[WORK TO COMPLETE]: Reproduce the records exactly.

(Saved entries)
######

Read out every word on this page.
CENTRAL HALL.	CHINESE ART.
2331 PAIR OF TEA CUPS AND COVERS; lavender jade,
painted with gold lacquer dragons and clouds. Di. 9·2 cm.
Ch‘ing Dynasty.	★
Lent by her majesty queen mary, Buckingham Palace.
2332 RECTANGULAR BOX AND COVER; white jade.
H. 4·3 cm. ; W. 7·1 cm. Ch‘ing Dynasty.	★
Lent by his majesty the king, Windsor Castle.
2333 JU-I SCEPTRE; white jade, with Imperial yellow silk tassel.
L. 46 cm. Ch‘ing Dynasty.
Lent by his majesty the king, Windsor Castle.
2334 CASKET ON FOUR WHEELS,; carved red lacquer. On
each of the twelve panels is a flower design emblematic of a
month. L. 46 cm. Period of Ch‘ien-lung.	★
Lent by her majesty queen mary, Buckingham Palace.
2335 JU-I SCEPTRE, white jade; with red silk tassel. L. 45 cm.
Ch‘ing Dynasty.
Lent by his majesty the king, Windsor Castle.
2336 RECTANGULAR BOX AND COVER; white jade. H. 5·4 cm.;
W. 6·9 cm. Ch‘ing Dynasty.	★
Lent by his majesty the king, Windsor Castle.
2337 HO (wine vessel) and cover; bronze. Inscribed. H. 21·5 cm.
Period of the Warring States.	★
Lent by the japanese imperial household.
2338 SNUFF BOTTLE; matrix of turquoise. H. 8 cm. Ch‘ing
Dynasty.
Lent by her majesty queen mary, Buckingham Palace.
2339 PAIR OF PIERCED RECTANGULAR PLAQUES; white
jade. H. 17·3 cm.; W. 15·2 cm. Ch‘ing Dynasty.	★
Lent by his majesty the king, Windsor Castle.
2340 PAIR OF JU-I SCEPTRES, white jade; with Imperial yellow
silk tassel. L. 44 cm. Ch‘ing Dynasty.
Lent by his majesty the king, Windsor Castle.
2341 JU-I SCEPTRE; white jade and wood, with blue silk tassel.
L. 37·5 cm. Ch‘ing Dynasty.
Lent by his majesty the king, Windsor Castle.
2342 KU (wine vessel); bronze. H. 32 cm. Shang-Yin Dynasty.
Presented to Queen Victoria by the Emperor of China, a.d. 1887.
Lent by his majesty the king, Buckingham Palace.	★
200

######

[SOLUTION TO THIS TASK]:
Read out every word on this page.
CENTRAL HALL.	CHINESE ART.
2331 PAIR OF TEA CUPS AND COVERS; lavender jade,
painted with gold lacquer dragons and clouds. Di. 9·2 cm.
Ch‘ing Dynasty.	★
Lent by her majesty queen mary, Buckingham Palace.
2332 RECTANGULAR BOX AND COVER; white jade.
H. 4·3 cm. ; W. 7·1 cm. Ch‘ing Dynasty.	★
Lent by his majesty the king, Windsor Castle.
2333 JU-I SCEPTRE; white jade, with Imperial yellow silk tassel.
L. 46 cm. Ch‘ing Dynasty.
Lent by his majesty the king, Windsor Castle.
2334 CASKET ON FOUR WHEELS,; carved red lacquer. On
each of the twelve panels is a flower design emblematic of a
month. L. 46 cm. Period of Ch‘ien-lung.	★
Lent by her majesty queen mary, Buckingham Palace.
2335 JU-I SCEPTRE, white jade; with red silk tassel. L. 45 cm.
Ch‘ing Dynasty.
Lent by his majesty the king, Windsor Castle.
2336 RECTANGULAR BOX AND COVER; white jade. H. 5·4 cm.;
W. 6·9 cm. Ch‘ing Dynasty.	★
Lent by his majesty the king, Windsor Castle.
2337 HO (wine vessel) and cover; bronze. Inscribed. H. 21·5 cm.
Period of the Warring States.	★
Lent by the japanese imperial household.
2338 SNUFF BOTTLE; matrix of turquoise. H. 8 cm. Ch‘ing
Dynasty.
Lent by her majesty queen mary, Buckingham Palace.
2339 PAIR OF PIERCED RECTANGULAR PLAQUES; white
jade. H. 17·3 cm.; W. 15·2 cm. Ch‘ing Dynasty.	★
Lent by his majesty the king, Windsor Castle.
2340 PAIR OF JU-I SCEPTRES, white jade; with Imperial yellow
silk tassel. L. 44 cm. Ch‘ing Dynasty.
Lent by his majesty the king, Windsor Castle.
2341 JU-I SCEPTRE; white jade and wood, with blue silk tassel.
L. 37·5 cm. Ch‘ing Dynasty.
Lent by his majesty the king, Windsor Castle.
2342 KU (wine vessel); bronze. H. 32 cm. Shang-Yin Dynasty.
Presented to Queen Victoria by the Emperor of China, a.d. 1887.
Lent by his majesty the king, Buckingham Palace.	★
200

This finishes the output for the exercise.